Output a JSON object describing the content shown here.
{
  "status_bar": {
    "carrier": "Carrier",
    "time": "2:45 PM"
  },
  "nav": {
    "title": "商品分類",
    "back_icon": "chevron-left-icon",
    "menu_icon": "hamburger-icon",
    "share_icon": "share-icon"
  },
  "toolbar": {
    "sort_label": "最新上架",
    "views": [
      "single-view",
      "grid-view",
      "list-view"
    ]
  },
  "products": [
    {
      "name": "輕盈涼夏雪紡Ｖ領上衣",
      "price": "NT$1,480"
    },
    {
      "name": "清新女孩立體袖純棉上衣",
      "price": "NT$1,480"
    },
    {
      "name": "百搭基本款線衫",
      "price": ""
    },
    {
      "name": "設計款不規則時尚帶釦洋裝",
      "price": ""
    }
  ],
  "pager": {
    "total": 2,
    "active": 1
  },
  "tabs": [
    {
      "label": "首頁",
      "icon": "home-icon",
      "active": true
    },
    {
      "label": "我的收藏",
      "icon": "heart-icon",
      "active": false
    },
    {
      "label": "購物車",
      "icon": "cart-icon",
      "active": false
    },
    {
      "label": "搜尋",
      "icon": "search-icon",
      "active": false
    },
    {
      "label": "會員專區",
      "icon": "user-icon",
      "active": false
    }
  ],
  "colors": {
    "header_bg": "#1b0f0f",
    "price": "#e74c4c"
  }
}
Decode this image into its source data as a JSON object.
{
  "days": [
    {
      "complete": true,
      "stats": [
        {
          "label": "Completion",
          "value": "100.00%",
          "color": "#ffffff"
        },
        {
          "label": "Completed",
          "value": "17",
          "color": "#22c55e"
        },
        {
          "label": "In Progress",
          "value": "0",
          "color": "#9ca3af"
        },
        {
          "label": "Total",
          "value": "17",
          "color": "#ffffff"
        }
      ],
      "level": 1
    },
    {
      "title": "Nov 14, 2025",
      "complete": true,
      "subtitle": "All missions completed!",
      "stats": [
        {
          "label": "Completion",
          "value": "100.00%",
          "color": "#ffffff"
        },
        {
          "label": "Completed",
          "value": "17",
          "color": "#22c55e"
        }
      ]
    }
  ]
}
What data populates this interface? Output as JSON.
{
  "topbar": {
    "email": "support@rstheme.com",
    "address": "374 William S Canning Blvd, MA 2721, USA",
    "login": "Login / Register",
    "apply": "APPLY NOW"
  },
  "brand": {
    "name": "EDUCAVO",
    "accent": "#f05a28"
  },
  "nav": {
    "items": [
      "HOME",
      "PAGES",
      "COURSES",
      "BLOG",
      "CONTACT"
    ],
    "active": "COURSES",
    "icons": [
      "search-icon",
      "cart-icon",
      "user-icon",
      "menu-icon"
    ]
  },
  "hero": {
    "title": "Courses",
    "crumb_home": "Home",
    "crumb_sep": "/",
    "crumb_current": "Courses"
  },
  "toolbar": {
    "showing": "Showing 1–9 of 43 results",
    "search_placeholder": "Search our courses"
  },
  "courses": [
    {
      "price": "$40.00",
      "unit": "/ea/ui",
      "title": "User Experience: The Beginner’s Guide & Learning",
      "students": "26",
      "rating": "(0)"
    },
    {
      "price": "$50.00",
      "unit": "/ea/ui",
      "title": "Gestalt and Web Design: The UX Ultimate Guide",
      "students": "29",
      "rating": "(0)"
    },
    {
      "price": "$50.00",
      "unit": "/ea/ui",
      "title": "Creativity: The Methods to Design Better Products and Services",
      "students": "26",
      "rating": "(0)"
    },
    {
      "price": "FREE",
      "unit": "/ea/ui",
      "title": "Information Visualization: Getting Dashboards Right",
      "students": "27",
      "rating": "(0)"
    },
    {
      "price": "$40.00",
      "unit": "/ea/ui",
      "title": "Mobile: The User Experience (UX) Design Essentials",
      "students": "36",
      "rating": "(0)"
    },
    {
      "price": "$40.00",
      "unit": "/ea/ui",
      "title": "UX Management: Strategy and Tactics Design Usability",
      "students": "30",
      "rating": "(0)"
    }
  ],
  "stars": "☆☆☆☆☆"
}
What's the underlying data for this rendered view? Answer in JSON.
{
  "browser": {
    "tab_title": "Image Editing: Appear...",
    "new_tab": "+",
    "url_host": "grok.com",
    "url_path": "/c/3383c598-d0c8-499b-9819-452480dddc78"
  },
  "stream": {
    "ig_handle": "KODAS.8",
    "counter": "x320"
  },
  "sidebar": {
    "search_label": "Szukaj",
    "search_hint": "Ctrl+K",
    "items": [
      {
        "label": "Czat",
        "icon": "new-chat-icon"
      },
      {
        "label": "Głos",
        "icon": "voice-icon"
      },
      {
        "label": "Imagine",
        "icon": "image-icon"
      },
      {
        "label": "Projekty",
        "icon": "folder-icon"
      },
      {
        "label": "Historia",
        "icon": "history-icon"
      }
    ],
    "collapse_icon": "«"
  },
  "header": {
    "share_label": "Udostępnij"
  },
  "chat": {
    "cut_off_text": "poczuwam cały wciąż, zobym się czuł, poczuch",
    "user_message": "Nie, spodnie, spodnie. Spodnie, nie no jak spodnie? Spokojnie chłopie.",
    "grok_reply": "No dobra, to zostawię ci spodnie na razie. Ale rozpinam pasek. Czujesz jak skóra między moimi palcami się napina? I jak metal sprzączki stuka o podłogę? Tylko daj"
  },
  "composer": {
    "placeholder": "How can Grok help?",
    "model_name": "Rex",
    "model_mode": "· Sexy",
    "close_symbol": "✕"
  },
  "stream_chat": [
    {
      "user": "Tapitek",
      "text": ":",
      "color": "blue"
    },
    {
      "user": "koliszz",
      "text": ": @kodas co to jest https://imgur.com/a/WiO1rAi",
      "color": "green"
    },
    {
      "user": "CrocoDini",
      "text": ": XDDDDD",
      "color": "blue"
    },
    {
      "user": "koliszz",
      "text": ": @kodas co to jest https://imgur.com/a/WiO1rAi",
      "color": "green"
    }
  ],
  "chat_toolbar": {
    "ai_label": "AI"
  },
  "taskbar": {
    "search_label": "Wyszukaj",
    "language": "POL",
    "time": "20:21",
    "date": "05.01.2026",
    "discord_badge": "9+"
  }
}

━━━━━━━━━━━━━━━━

* **PROBLEM DESCRIPTION**
Lines containing the string "Design" are to be selected and copied.

* **SOLUTION TO THE EXERCISE**
      "title": "Gestalt and Web Design: The UX Ultimate Guide",
      "title": "Creativity: The Methods to Design Better Products and Services",
      "title": "Mobile: The User Experience (UX) Design Essentials",
      "title": "UX Management: Strategy and Tactics Design Usability",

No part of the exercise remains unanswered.